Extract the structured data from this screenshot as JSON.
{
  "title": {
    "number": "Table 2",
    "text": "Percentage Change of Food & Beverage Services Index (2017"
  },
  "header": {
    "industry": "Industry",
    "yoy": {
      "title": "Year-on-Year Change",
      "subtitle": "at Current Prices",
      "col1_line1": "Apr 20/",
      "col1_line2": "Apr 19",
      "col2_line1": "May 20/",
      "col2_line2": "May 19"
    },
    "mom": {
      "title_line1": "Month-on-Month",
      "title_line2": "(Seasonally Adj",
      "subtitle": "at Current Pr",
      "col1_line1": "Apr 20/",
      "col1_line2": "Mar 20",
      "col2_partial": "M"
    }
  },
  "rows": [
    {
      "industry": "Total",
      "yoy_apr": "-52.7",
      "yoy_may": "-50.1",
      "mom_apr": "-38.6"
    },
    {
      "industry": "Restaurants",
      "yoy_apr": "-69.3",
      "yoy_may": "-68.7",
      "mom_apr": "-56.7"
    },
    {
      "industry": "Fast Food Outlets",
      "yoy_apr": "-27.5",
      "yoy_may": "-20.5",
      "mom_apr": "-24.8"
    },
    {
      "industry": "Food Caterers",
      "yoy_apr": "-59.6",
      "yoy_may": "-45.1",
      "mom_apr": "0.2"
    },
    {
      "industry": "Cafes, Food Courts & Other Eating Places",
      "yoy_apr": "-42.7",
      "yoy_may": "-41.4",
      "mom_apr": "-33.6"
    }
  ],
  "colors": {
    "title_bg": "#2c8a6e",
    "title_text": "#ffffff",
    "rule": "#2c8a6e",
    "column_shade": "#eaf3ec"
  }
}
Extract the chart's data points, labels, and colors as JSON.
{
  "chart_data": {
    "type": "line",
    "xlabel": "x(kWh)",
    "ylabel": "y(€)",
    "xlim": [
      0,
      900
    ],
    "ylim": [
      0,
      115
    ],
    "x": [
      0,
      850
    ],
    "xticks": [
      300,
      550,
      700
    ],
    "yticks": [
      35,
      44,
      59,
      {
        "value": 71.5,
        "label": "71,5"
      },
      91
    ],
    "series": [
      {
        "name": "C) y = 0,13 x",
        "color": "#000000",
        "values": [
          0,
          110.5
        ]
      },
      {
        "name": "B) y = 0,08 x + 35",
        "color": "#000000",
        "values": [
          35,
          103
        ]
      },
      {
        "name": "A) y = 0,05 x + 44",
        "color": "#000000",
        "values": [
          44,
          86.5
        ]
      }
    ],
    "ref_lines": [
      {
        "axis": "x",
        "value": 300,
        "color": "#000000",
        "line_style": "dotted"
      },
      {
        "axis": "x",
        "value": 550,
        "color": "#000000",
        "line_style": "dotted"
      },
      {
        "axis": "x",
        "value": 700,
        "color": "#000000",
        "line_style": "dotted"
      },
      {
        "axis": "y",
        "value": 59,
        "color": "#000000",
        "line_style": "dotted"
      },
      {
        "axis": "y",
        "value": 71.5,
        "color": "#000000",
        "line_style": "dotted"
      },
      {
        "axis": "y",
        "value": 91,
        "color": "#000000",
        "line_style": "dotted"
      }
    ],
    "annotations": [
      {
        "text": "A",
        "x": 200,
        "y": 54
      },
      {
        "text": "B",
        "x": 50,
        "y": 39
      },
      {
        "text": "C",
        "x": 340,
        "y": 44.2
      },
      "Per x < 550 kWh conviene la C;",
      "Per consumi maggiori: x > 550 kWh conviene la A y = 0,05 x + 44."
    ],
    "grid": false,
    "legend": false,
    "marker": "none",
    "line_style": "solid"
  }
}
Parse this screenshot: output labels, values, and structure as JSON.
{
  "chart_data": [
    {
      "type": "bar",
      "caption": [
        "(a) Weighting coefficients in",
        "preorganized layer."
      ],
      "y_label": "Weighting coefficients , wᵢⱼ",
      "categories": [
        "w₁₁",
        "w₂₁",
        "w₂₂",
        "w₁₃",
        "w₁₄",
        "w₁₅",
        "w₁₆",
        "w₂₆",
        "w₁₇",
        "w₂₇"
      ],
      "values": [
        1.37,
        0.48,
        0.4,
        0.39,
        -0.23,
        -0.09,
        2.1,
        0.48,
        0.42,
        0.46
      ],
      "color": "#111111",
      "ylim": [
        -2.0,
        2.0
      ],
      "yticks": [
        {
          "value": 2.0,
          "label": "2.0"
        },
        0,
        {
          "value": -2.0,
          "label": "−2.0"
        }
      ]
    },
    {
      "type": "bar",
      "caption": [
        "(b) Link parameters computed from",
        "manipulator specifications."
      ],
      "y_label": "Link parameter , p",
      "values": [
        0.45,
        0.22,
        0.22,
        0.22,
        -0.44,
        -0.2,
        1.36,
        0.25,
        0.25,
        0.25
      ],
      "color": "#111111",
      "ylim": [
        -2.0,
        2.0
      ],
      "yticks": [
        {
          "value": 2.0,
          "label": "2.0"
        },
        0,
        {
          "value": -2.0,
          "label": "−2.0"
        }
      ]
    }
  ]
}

**Goal:** Repeat every entry word for word.

**Answer to the task:**
Extract the structured data from this screenshot as JSON.
{
  "title": {
    "number": "Table 2",
    "text": "Percentage Change of Food & Beverage Services Index (2017"
  },
  "header": {
    "industry": "Industry",
    "yoy": {
      "title": "Year-on-Year Change",
      "subtitle": "at Current Prices",
      "col1_line1": "Apr 20/",
      "col1_line2": "Apr 19",
      "col2_line1": "May 20/",
      "col2_line2": "May 19"
    },
    "mom": {
      "title_line1": "Month-on-Month",
      "title_line2": "(Seasonally Adj",
      "subtitle": "at Current Pr",
      "col1_line1": "Apr 20/",
      "col1_line2": "Mar 20",
      "col2_partial": "M"
    }
  },
  "rows": [
    {
      "industry": "Total",
      "yoy_apr": "-52.7",
      "yoy_may": "-50.1",
      "mom_apr": "-38.6"
    },
    {
      "industry": "Restaurants",
      "yoy_apr": "-69.3",
      "yoy_may": "-68.7",
      "mom_apr": "-56.7"
    },
    {
      "industry": "Fast Food Outlets",
      "yoy_apr": "-27.5",
      "yoy_may": "-20.5",
      "mom_apr": "-24.8"
    },
    {
      "industry": "Food Caterers",
      "yoy_apr": "-59.6",
      "yoy_may": "-45.1",
      "mom_apr": "0.2"
    },
    {
      "industry": "Cafes, Food Courts & Other Eating Places",
      "yoy_apr": "-42.7",
      "yoy_may": "-41.4",
      "mom_apr": "-33.6"
    }
  ],
  "colors": {
    "title_bg": "#2c8a6e",
    "title_text": "#ffffff",
    "rule": "#2c8a6e",
    "column_shade": "#eaf3ec"
  }
}
Extract the chart's data points, labels, and colors as JSON.
{
  "chart_data": {
    "type": "line",
    "xlabel": "x(kWh)",
    "ylabel": "y(€)",
    "xlim": [
      0,
      900
    ],
    "ylim": [
      0,
      115
    ],
    "x": [
      0,
      850
    ],
    "xticks": [
      300,
      550,
      700
    ],
    "yticks": [
      35,
      44,
      59,
      {
        "value": 71.5,
        "label": "71,5"
      },
      91
    ],
    "series": [
      {
        "name": "C) y = 0,13 x",
        "color": "#000000",
        "values": [
          0,
          110.5
        ]
      },
      {
        "name": "B) y = 0,08 x + 35",
        "color": "#000000",
        "values": [
          35,
          103
        ]
      },
      {
        "name": "A) y = 0,05 x + 44",
        "color": "#000000",
        "values": [
          44,
          86.5
        ]
      }
    ],
    "ref_lines": [
      {
        "axis": "x",
        "value": 300,
        "color": "#000000",
        "line_style": "dotted"
      },
      {
        "axis": "x",
        "value": 550,
        "color": "#000000",
        "line_style": "dotted"
      },
      {
        "axis": "x",
        "value": 700,
        "color": "#000000",
        "line_style": "dotted"
      },
      {
        "axis": "y",
        "value": 59,
        "color": "#000000",
        "line_style": "dotted"
      },
      {
        "axis": "y",
        "value": 71.5,
        "color": "#000000",
        "line_style": "dotted"
      },
      {
        "axis": "y",
        "value": 91,
        "color": "#000000",
        "line_style": "dotted"
      }
    ],
    "annotations": [
      {
        "text": "A",
        "x": 200,
        "y": 54
      },
      {
        "text": "B",
        "x": 50,
        "y": 39
      },
      {
        "text": "C",
        "x": 340,
        "y": 44.2
      },
      "Per x < 550 kWh conviene la C;",
      "Per consumi maggiori: x > 550 kWh conviene la A y = 0,05 x + 44."
    ],
    "grid": false,
    "legend": false,
    "marker": "none",
    "line_style": "solid"
  }
}
Parse this screenshot: output labels, values, and structure as JSON.
{
  "chart_data": [
    {
      "type": "bar",
      "caption": [
        "(a) Weighting coefficients in",
        "preorganized layer."
      ],
      "y_label": "Weighting coefficients , wᵢⱼ",
      "categories": [
        "w₁₁",
        "w₂₁",
        "w₂₂",
        "w₁₃",
        "w₁₄",
        "w₁₅",
        "w₁₆",
        "w₂₆",
        "w₁₇",
        "w₂₇"
      ],
      "values": [
        1.37,
        0.48,
        0.4,
        0.39,
        -0.23,
        -0.09,
        2.1,
        0.48,
        0.42,
        0.46
      ],
      "color": "#111111",
      "ylim": [
        -2.0,
        2.0
      ],
      "yticks": [
        {
          "value": 2.0,
          "label": "2.0"
        },
        0,
        {
          "value": -2.0,
          "label": "−2.0"
        }
      ]
    },
    {
      "type": "bar",
      "caption": [
        "(b) Link parameters computed from",
        "manipulator specifications."
      ],
      "y_label": "Link parameter , p",
      "values": [
        0.45,
        0.22,
        0.22,
        0.22,
        -0.44,
        -0.2,
        1.36,
        0.25,
        0.25,
        0.25
      ],
      "color": "#111111",
      "ylim": [
        -2.0,
        2.0
      ],
      "yticks": [
        {
          "value": 2.0,
          "label": "2.0"
        },
        0,
        {
          "value": -2.0,
          "label": "−2.0"
        }
      ]
    }
  ]
}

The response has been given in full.